TASK INPUT

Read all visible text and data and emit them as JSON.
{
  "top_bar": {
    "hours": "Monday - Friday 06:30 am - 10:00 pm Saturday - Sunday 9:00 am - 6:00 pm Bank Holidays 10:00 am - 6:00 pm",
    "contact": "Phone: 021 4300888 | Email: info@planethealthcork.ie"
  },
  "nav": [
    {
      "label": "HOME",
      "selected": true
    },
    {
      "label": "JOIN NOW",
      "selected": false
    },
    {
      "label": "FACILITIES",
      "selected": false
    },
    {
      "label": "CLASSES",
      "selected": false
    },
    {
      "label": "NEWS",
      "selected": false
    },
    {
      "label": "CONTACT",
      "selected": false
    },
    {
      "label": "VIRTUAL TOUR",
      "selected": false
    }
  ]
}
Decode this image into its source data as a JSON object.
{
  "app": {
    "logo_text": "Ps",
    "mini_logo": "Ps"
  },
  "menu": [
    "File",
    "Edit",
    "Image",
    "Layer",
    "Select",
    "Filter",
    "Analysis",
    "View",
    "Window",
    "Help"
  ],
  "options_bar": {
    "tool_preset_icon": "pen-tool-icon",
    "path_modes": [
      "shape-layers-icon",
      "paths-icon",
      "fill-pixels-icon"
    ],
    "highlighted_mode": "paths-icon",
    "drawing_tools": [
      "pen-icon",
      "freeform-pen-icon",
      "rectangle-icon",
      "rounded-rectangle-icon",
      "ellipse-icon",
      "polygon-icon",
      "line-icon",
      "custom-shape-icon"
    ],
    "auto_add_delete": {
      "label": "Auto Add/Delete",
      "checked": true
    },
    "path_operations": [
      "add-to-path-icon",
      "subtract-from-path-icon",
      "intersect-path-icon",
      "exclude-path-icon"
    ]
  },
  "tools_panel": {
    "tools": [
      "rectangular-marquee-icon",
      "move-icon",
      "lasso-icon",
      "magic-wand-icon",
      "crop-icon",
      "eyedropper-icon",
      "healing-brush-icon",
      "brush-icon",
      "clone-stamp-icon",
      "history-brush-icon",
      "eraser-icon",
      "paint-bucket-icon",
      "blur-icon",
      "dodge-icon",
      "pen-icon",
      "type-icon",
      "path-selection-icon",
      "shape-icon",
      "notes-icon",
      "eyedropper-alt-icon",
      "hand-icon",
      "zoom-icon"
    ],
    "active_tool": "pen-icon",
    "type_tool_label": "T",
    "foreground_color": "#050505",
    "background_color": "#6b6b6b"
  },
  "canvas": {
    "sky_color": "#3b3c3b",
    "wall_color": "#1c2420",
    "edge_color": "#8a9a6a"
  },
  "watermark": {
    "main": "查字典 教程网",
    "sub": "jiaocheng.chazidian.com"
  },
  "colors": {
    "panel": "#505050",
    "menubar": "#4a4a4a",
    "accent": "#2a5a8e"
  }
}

WHAT YOU NEED TO DO
Among the lines above, count those containing the word "JSON" and give nothing but the result.

SOLVED EXERCISE
2